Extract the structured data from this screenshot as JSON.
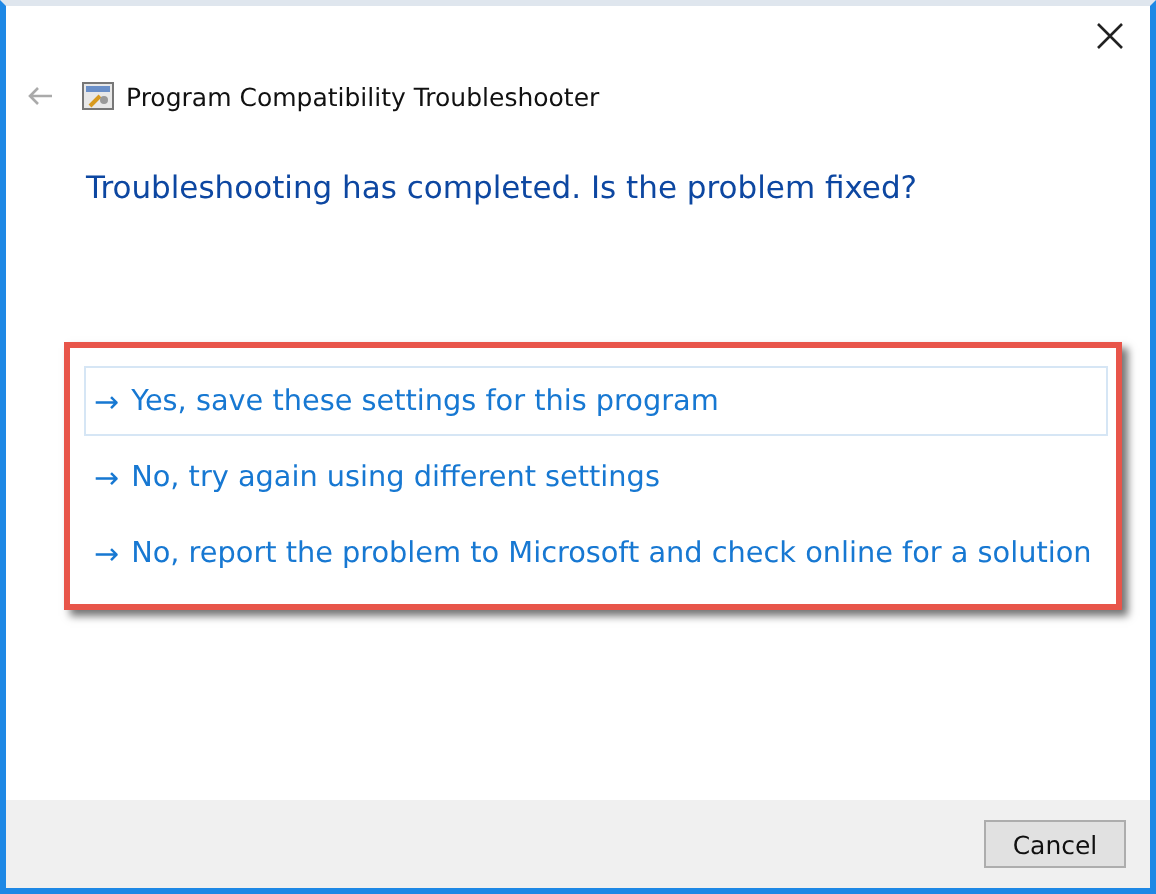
{
  "window": {
    "title": "Program Compatibility Troubleshooter"
  },
  "heading": "Troubleshooting has completed.  Is the problem fixed?",
  "options": [
    {
      "arrow": "→",
      "label": "Yes, save these settings for this program",
      "selected": true
    },
    {
      "arrow": "→",
      "label": "No, try again using different settings",
      "selected": false
    },
    {
      "arrow": "→",
      "label": "No, report the problem to Microsoft and check online for a solution",
      "selected": false
    }
  ],
  "buttons": [
    "Cancel"
  ]
}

= = = =

#### Exercise prompt:
From the data above, count the lines where "this" occurs and give that figure and nothing else.

#### Reply:
2